EXERCISE DETAILS:
Check every line below for the word "color" and copy each one that has it.

TASK INPUTS:
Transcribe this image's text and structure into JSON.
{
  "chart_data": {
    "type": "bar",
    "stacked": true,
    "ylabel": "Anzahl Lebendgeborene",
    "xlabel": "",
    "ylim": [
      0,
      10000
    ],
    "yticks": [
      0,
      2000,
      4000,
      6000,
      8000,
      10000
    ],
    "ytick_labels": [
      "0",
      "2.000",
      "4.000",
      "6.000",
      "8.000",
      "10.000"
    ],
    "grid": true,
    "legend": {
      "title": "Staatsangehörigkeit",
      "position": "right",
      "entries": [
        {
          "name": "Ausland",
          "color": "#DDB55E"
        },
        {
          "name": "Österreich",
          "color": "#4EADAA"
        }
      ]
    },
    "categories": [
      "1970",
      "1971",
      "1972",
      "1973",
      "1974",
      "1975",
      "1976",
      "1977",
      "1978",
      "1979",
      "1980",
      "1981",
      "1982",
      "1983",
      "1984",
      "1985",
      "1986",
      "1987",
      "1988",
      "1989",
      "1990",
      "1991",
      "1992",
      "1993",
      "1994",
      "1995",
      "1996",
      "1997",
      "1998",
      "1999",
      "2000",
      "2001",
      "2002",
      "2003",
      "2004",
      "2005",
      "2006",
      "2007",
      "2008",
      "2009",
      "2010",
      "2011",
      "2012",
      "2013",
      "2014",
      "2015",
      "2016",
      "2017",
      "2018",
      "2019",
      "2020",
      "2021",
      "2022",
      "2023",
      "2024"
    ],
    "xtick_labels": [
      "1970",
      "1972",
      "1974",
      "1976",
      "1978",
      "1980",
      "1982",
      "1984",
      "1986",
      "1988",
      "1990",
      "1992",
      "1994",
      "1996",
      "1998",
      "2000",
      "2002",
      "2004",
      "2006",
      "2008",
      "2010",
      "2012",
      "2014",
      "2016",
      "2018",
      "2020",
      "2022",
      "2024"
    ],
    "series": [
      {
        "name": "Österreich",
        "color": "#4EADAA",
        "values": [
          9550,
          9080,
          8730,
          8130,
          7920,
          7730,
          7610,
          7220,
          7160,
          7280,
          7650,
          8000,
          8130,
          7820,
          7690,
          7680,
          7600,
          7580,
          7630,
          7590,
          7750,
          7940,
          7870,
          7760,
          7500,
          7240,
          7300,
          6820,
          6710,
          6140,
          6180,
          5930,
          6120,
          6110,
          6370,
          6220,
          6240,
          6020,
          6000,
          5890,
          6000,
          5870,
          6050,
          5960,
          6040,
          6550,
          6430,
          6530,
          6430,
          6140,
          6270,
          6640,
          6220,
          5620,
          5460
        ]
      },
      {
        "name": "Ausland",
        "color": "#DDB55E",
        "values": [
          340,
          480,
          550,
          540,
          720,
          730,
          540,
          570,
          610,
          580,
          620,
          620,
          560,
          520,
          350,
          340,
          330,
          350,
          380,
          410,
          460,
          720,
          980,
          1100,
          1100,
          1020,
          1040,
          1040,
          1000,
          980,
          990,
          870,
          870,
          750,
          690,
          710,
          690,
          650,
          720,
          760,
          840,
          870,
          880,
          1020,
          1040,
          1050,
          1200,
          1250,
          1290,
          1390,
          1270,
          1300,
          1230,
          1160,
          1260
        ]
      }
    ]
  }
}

TASK SOLUTION:
          "color": "#DDB55E"
          "color": "#4EADAA"
        "color": "#4EADAA",
        "color": "#DDB55E",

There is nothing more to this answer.